====== Provided records ======

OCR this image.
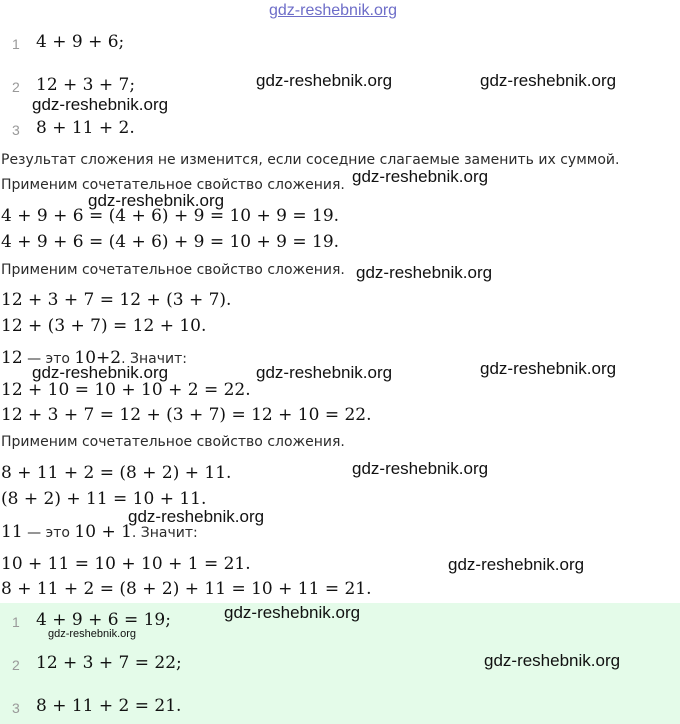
gdz-reshebnik.org
1 4 + 9 + 6;
2 12 + 3 + 7;
3 8 + 11 + 2.
Результат сложения не изменится, если соседние слагаемые заменить их суммой.
Применим сочетательное свойство сложения.
4 + 9 + 6 = (4 + 6) + 9 = 10 + 9 = 19.
4 + 9 + 6 = (4 + 6) + 9 = 10 + 9 = 19.
Применим сочетательное свойство сложения.
12 + 3 + 7 = 12 + (3 + 7).
12 + (3 + 7) = 12 + 10.
12 — это 10+2. Значит:
12 + 10 = 10 + 10 + 2 = 22.
12 + 3 + 7 = 12 + (3 + 7) = 12 + 10 = 22.
Применим сочетательное свойство сложения.
8 + 11 + 2 = (8 + 2) + 11.
(8 + 2) + 11 = 10 + 11.
11 — это 10 + 1. Значит:
10 + 11 = 10 + 10 + 1 = 21.
8 + 11 + 2 = (8 + 2) + 11 = 10 + 11 = 21.
1 4 + 9 + 6 = 19;
2 12 + 3 + 7 = 22;
3 8 + 11 + 2 = 21.
gdz-reshebnik.org	gdz-reshebnik.org
gdz-reshebnik.org
gdz-reshebnik.org
gdz-reshebnik.org
gdz-reshebnik.org
gdz-reshebnik.org	gdz-reshebnik.org	gdz-reshebnik.org
gdz-reshebnik.org
gdz-reshebnik.org
gdz-reshebnik.org
gdz-reshebnik.org
gdz-reshebnik.org
gdz-reshebnik.org
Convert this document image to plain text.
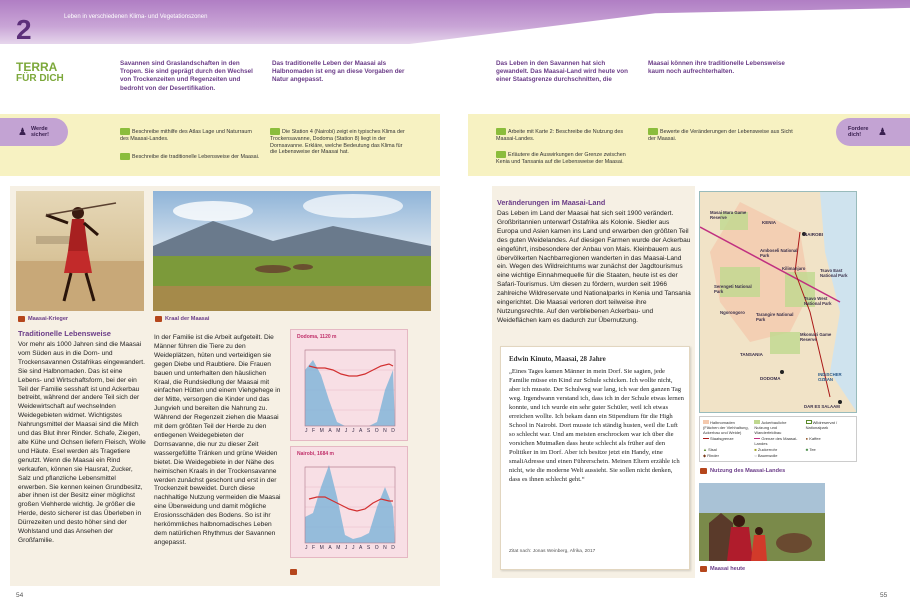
2	Leben in verschiedenen Klima- und Vegetationszonen
TERRA
FÜR DICH
Savannen sind Graslandschaften in den Tropen. Sie sind geprägt durch den Wechsel von Trockenzeiten und Regenzeiten und bedroht von der Desertifikation.
Das traditionelle Leben der Maasai als Halbnomaden ist eng an diese Vorgaben der Natur angepasst.
Das Leben in den Savannen hat sich gewandelt. Das Maasai-Land wird heute von einer Staatsgrenze durchschnitten, die
Maasai können ihre traditionelle Lebensweise kaum noch aufrechterhalten.
♟ Werde sicher!
Fordere dich!	♟
Beschreibe mithilfe des Atlas Lage und Naturraum des Maasai-Landes.
Beschreibe die traditionelle Lebensweise der Maasai.
Die Station 4 (Nairobi) zeigt ein typisches Klima der Trockensavanne, Dodoma (Station 8) liegt in der Dornsavanne. Erkläre, welche Bedeutung das Klima für die Lebensweise der Maasai hat.
Arbeite mit Karte 2: Beschreibe die Nutzung des Maasai-Landes.
Erläutere die Auswirkungen der Grenze zwischen Kenia und Tansania auf die Lebensweise der Maasai.
Bewerte die Veränderungen der Lebensweise aus Sicht der Maasai.
Maasai-Krieger	Kraal der Maasai
Traditionelle Lebensweise
Vor mehr als 1000 Jahren sind die Maasai vom Süden aus in die Dorn- und Trockensavannen Ostafrikas eingewandert. Sie sind Halbnomaden. Das ist eine Lebens- und Wirtschaftsform, bei der ein Teil der Familie sesshaft ist und Ackerbau betreibt, während der andere Teil sich der Weidewirtschaft auf wechselnden Weidegebieten widmet. Wichtigstes Nahrungsmittel der Maasai sind die Milch und das Blut ihrer Rinder. Schafe, Ziegen, alte Kühe und Ochsen liefern Fleisch, Wolle und Häute. Esel werden als Tragetiere genutzt. Wenn die Maasai ein Rind verkaufen, können sie Hausrat, Zucker, Salz und pflanzliche Lebensmittel erwerben. Sie kennen keinen Grundbesitz, aber ihnen ist der Besitz einer möglichst großen Viehherde wichtig. Je größer die Herde, desto sicherer ist das Überleben in Dürrezeiten und desto höher sind der Wohlstand und das Ansehen der Großfamilie.
In der Familie ist die Arbeit aufgeteilt. Die Männer führen die Tiere zu den Weideplätzen, hüten und verteidigen sie gegen Diebe und Raubtiere. Die Frauen bauen und unterhalten den häuslichen Kraal, die Rundsiedlung der Maasai mit einfachen Hütten und einem Viehgehege in der Mitte, versorgen die Kinder und das Jungvieh und bereiten die Nahrung zu. Während der Regenzeit ziehen die Maasai mit dem größten Teil der Herde zu den entlegenen Weidegebieten der Dornsavanne, die nur zu dieser Zeit wassergefüllte Tränken und grüne Weiden bietet. Die Weidegebiete in der Nähe des heimischen Kraals in der Trockensavanne werden zunächst geschont und erst in der Trockenzeit beweidet. Durch diese nachhaltige Nutzung vermeiden die Maasai eine Überweidung und damit mögliche Erosionsschäden des Bodens. So ist ihr herkömmliches halbnomadisches Leben dem natürlichen Rhythmus der Savannen angepasst.
Dodoma, 1120 m
J F M A M J J A S O N D
Nairobi, 1684 m
J F M A M J J A S O N D
54
Veränderungen im Maasai-Land
Das Leben im Land der Maasai hat sich seit 1900 verändert. Großbritannien unterwarf Ostafrika als Kolonie. Siedler aus Europa und Asien kamen ins Land und erwarben den größten Teil des guten Weidelandes. Auf diesigen Farmen wurde der Ackerbau eingeführt, insbesondere der Anbau von Mais. Kleinbauern aus übervölkerten Nachbarregionen wanderten in das Maasai-Land ein. Wegen des Wildreichtums war zunächst der Jagdtourismus eine wichtige Einnahmequelle für die Staaten, heute ist es der Safari-Tourismus. Um diesen zu fördern, wurden seit 1966 zahlreiche Wildreservate und Nationalparks in Kenia und Tansania eingerichtet. Die Maasai verloren dort teilweise ihre Nutzungsrechte. Auf den verbliebenen Ackerbau- und Weideflächen kam es dadurch zur Übernutzung.
Edwin Kinuto, Maasai, 28 Jahre
„Eines Tages kamen Männer in mein Dorf. Sie sagten, jede Familie müsse ein Kind zur Schule schicken. Ich wollte nicht, aber ich musste. Der Schulweg war lang, ich war den ganzen Tag weg. Irgendwann verstand ich, dass ich in der Schule etwas lernen konnte, und ich wurde ein sehr guter Schüler, weil ich etwas erreichen wollte. Ich bekam dann ein Stipendium für die High School in Nairobi. Dort musste ich ständig husten, weil die Luft so schlecht war. Und am meisten erschrocken war ich über die vorsichen Mutmaßen dass heute schlecht als früher auf den Politiker in im Dorf. Aber ich besitze jetzt ein Handy, eine smaliAdresse und einen Führerschein. Meinen Eltern erzähle ich nicht, wie die moderne Welt aussieht. Sie sollen nicht denken, dass es ihnen schlecht geht.“
Zitat nach: Jonas Weinberg, Afrika, 2017
Masai Mara Game Reserve
NAIROBI
Amboseli National Park
Serengeti National Park
Tarangire National Park
DODOMA
KENIA
TANSANIA
INDISCHER OZEAN
DAR ES SALAAM
Tsavo East National Park
Tsavo West National Park
Ngorongoro
Kilimanjaro
Mkomazi Game Reserve
Halbnomaden (Flächen der Viehhaltung, Ackerbau und Weide)
Ackerbauliche Nutzung und Wanderfeldbau
Wildreservat / Nationalpark
Staatsgrenze	Grenze des Maasai-Landes
● Kaffee
▲ Sisal	■ Zuckerrohr	♣ Tee
◆ Rinder	○ Baumwolle
Nutzung des Maasai-Landes
Maasai heute
55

======

-- Stated task --
Go through the records. Copy each line where "image" appears.

-- Correct result --
OCR this image.
Convert this document image to plain text.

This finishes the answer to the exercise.